▸ **SET PROBLEM**:
Every line holding the string "subject" should be gathered.

## begin ENTRIES SHOWN

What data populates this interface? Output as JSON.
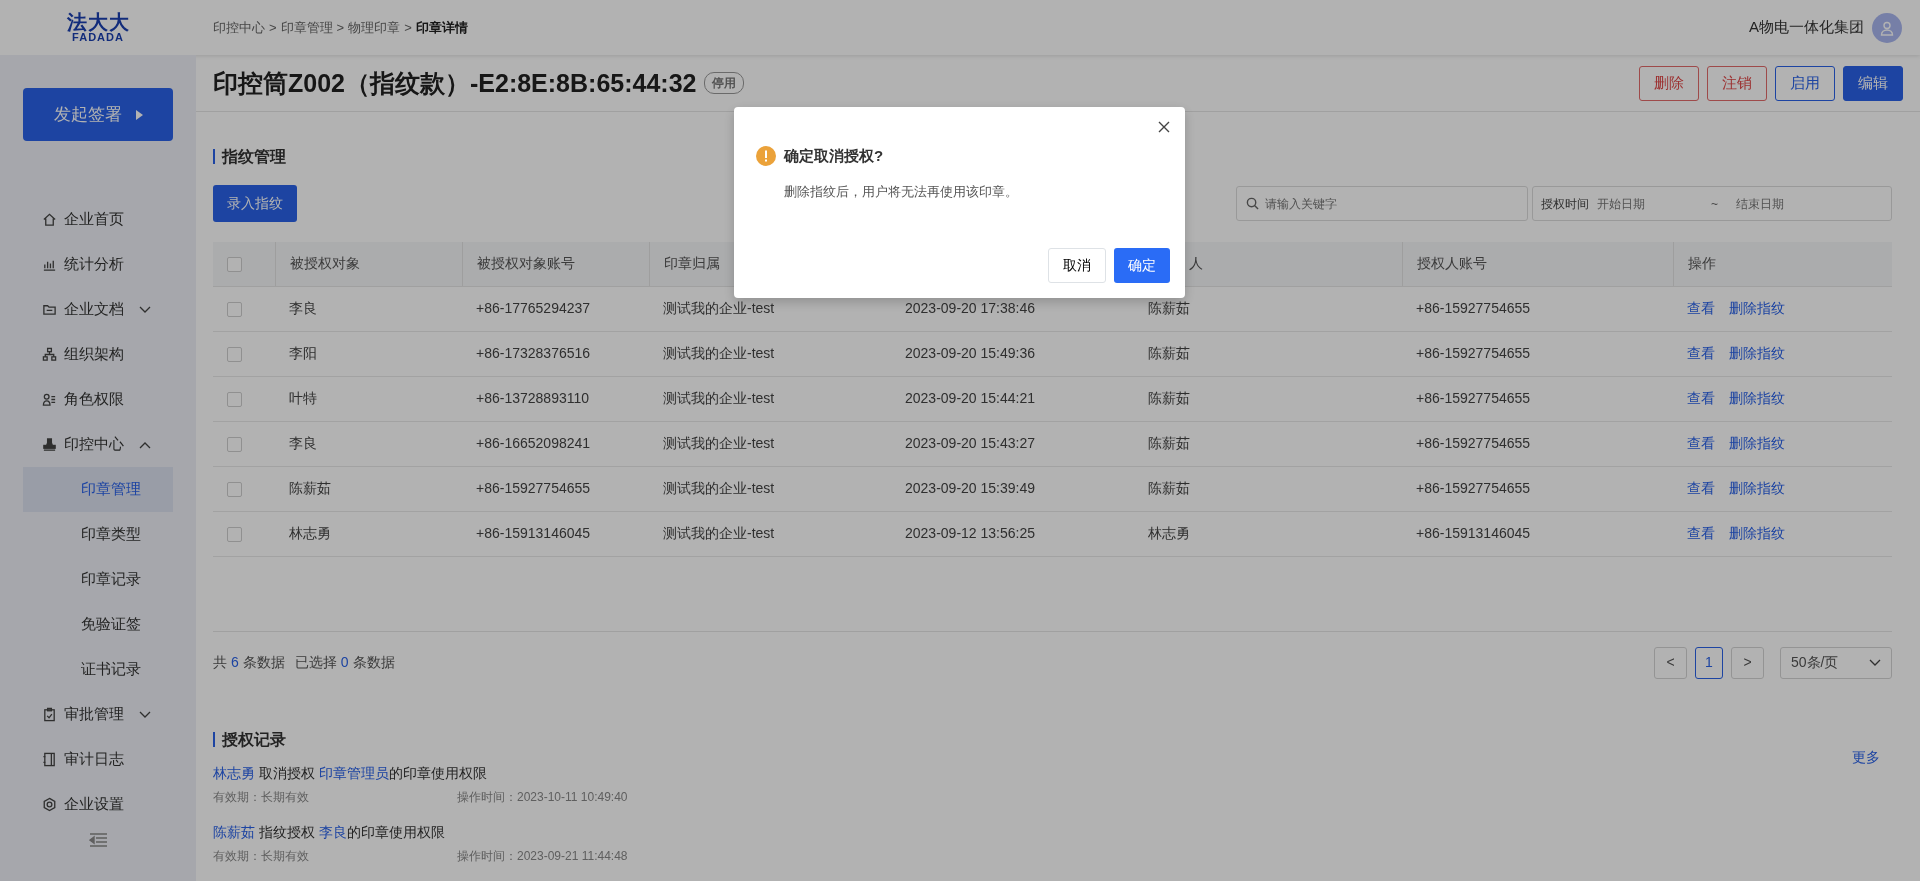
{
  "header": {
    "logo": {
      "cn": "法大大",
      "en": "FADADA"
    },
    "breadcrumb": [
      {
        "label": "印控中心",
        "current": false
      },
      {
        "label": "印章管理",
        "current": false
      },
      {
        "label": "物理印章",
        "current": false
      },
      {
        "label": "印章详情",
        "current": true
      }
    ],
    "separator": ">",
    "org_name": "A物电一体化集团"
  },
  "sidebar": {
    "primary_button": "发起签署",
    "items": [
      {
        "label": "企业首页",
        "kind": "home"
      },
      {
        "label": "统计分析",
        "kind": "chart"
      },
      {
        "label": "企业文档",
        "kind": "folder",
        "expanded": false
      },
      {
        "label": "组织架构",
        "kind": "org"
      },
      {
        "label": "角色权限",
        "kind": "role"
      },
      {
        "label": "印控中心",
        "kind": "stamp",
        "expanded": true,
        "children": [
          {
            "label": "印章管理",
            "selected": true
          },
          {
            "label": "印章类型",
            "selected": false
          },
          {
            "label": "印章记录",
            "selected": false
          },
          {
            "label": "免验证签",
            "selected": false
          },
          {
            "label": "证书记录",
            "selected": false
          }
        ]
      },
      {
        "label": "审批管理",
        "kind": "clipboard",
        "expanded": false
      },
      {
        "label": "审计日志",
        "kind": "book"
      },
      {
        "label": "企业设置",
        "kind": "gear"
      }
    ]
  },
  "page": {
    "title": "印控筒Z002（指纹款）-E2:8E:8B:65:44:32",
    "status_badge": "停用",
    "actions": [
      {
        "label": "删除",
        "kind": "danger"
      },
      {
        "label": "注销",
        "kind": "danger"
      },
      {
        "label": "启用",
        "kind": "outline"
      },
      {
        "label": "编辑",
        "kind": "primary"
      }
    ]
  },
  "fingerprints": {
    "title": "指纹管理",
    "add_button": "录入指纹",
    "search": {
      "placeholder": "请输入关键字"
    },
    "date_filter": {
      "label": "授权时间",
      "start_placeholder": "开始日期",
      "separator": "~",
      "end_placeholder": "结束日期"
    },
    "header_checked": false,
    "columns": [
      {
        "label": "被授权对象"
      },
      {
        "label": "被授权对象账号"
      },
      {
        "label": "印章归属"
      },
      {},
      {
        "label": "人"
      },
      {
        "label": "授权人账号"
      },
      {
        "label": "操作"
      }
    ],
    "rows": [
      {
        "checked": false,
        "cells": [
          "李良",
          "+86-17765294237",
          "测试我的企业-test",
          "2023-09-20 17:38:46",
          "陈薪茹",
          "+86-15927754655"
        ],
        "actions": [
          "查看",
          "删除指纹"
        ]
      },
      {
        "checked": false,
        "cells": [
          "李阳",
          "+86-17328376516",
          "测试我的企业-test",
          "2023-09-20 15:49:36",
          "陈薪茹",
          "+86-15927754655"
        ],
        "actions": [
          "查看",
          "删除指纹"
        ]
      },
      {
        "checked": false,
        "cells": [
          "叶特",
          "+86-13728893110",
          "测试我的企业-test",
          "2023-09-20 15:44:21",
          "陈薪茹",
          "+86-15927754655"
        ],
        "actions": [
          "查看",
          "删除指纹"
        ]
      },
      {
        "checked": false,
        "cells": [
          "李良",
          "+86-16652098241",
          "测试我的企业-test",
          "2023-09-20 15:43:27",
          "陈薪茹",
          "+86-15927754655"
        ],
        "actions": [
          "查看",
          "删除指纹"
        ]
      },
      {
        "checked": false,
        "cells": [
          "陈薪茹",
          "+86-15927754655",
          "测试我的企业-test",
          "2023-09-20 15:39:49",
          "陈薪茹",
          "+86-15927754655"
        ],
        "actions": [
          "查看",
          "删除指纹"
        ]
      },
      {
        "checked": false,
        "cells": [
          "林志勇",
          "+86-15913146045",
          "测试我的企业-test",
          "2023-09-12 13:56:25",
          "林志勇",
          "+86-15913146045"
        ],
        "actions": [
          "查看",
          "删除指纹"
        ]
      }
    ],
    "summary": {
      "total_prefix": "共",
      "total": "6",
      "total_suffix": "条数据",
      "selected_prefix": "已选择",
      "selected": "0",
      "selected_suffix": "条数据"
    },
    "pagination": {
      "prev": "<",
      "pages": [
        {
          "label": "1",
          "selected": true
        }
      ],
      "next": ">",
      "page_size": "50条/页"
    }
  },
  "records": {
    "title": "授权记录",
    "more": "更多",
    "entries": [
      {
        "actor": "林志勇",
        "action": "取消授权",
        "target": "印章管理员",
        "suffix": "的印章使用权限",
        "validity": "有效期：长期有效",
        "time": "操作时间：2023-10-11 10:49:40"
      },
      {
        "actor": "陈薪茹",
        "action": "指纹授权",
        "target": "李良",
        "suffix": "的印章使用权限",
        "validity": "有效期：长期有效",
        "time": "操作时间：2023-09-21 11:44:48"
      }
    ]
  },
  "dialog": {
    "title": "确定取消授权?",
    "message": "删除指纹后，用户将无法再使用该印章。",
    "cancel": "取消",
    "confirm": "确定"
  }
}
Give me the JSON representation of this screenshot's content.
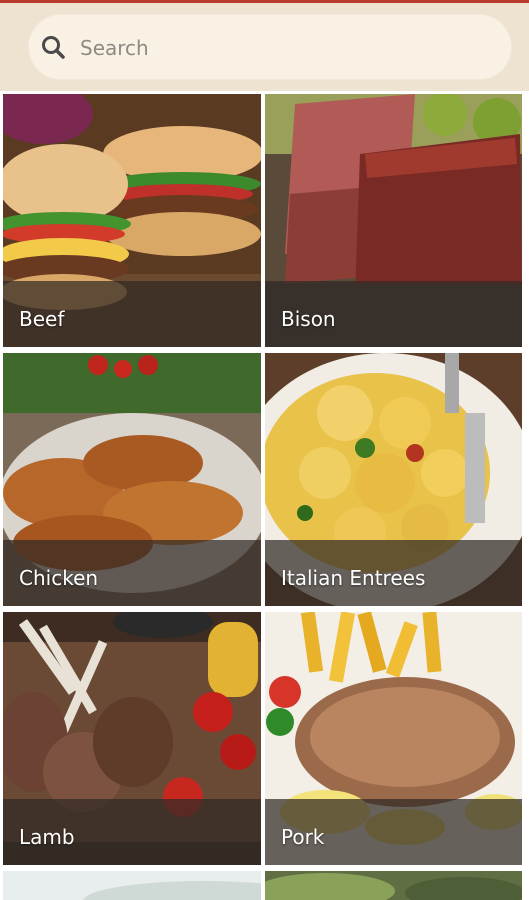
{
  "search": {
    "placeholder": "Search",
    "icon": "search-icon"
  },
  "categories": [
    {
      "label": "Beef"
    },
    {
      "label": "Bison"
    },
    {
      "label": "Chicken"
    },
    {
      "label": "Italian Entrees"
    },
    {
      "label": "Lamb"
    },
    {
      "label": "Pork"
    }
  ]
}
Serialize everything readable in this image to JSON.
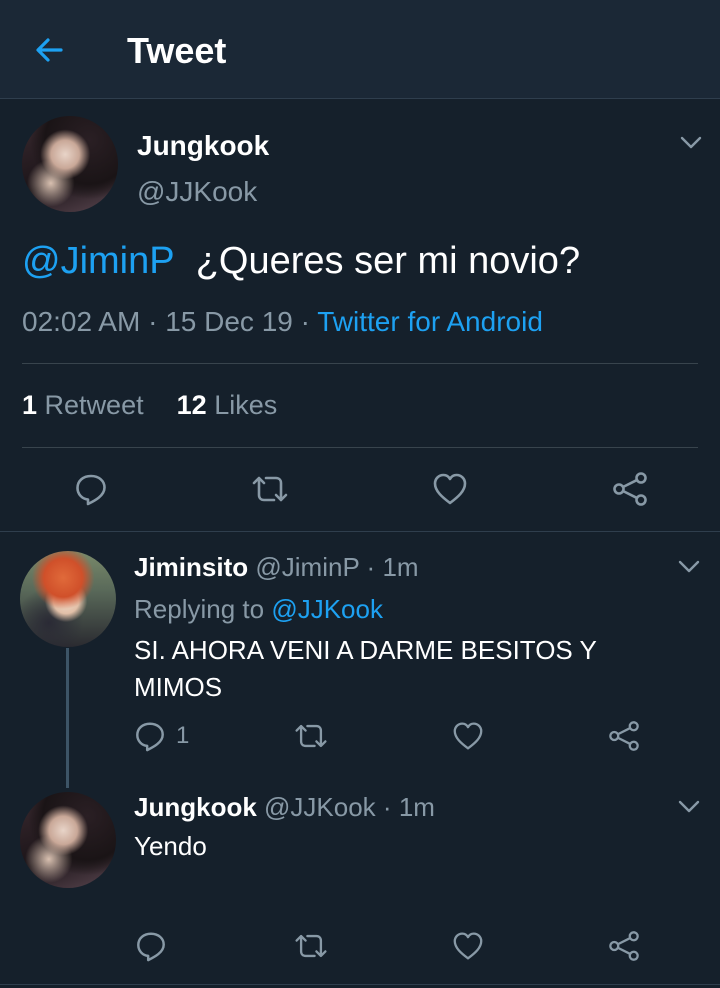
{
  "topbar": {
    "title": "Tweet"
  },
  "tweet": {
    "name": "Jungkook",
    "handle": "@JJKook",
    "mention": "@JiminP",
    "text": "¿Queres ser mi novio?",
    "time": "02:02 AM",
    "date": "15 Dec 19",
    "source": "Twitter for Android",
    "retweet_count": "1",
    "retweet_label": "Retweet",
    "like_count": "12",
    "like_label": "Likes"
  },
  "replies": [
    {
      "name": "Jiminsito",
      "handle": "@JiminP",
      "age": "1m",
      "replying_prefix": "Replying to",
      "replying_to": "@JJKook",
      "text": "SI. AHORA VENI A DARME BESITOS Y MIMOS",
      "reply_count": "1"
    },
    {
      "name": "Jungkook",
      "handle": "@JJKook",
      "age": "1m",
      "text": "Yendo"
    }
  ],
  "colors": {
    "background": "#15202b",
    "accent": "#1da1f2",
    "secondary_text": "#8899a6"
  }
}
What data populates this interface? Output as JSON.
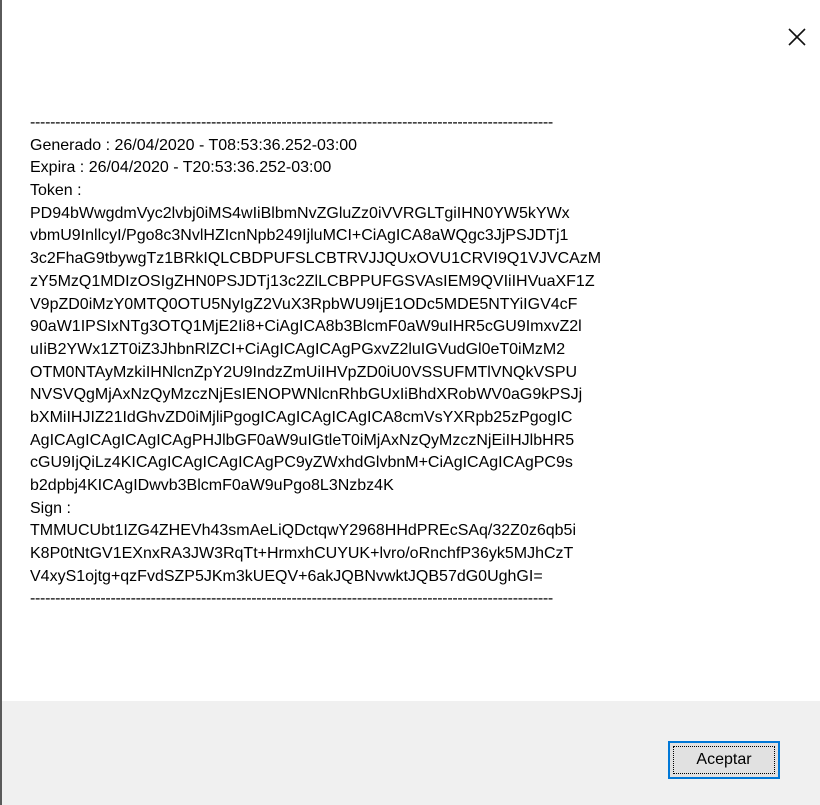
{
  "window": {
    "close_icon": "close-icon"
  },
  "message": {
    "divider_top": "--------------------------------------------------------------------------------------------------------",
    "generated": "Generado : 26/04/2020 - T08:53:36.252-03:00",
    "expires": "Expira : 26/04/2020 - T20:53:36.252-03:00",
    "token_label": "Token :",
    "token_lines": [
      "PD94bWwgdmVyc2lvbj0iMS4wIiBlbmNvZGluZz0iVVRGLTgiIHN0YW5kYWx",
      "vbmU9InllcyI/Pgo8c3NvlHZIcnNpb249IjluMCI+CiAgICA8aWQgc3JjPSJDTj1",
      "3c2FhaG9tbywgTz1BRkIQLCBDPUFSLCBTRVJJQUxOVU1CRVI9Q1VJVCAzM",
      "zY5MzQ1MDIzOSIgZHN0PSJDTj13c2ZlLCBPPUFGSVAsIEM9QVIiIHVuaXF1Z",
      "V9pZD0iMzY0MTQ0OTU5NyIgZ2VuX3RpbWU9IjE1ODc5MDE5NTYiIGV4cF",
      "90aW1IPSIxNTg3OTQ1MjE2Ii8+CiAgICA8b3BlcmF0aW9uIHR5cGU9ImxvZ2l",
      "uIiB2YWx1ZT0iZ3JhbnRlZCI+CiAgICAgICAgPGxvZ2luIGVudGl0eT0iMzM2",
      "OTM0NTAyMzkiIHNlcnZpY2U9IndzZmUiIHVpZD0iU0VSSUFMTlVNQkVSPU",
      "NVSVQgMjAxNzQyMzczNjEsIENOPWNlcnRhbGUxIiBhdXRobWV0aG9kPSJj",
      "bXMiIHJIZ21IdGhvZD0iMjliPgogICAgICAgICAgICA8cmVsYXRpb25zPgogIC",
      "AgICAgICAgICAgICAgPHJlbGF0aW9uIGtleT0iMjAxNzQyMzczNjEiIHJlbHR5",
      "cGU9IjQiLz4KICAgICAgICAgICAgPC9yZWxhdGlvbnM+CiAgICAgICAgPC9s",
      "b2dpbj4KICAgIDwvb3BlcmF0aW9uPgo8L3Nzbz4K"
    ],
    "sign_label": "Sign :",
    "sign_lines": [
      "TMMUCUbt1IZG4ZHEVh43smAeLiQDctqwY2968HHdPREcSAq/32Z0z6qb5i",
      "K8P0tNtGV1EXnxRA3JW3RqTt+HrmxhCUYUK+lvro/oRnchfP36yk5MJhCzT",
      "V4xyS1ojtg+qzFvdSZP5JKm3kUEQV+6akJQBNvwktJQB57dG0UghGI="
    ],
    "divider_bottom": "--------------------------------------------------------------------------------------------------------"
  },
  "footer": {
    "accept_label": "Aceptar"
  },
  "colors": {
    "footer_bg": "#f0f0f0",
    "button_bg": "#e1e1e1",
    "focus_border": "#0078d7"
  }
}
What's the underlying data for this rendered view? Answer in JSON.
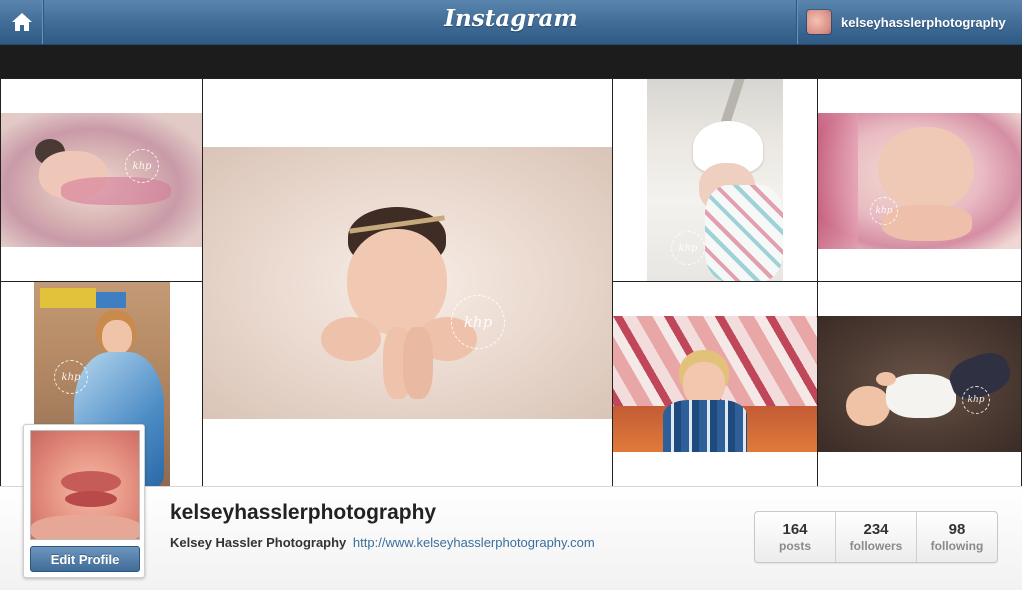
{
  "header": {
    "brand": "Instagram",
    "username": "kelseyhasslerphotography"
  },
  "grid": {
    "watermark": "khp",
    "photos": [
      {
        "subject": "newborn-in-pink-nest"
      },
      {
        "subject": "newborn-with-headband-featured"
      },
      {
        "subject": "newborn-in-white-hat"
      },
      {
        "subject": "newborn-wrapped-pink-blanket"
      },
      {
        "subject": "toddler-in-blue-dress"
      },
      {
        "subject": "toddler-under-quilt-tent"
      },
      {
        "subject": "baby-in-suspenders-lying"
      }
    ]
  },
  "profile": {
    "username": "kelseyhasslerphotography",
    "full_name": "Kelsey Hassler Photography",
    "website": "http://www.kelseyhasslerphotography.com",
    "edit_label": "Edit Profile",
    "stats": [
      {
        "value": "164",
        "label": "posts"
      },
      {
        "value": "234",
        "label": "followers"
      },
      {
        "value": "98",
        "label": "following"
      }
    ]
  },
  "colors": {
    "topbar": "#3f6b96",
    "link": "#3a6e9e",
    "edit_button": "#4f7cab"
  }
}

## end ENTRIES SHOWN

▸ **EXERCISE OUTPUT**:
        "subject": "newborn-in-pink-nest"
        "subject": "newborn-with-headband-featured"
        "subject": "newborn-in-white-hat"
        "subject": "newborn-wrapped-pink-blanket"
        "subject": "toddler-in-blue-dress"
        "subject": "toddler-under-quilt-tent"
        "subject": "baby-in-suspenders-lying"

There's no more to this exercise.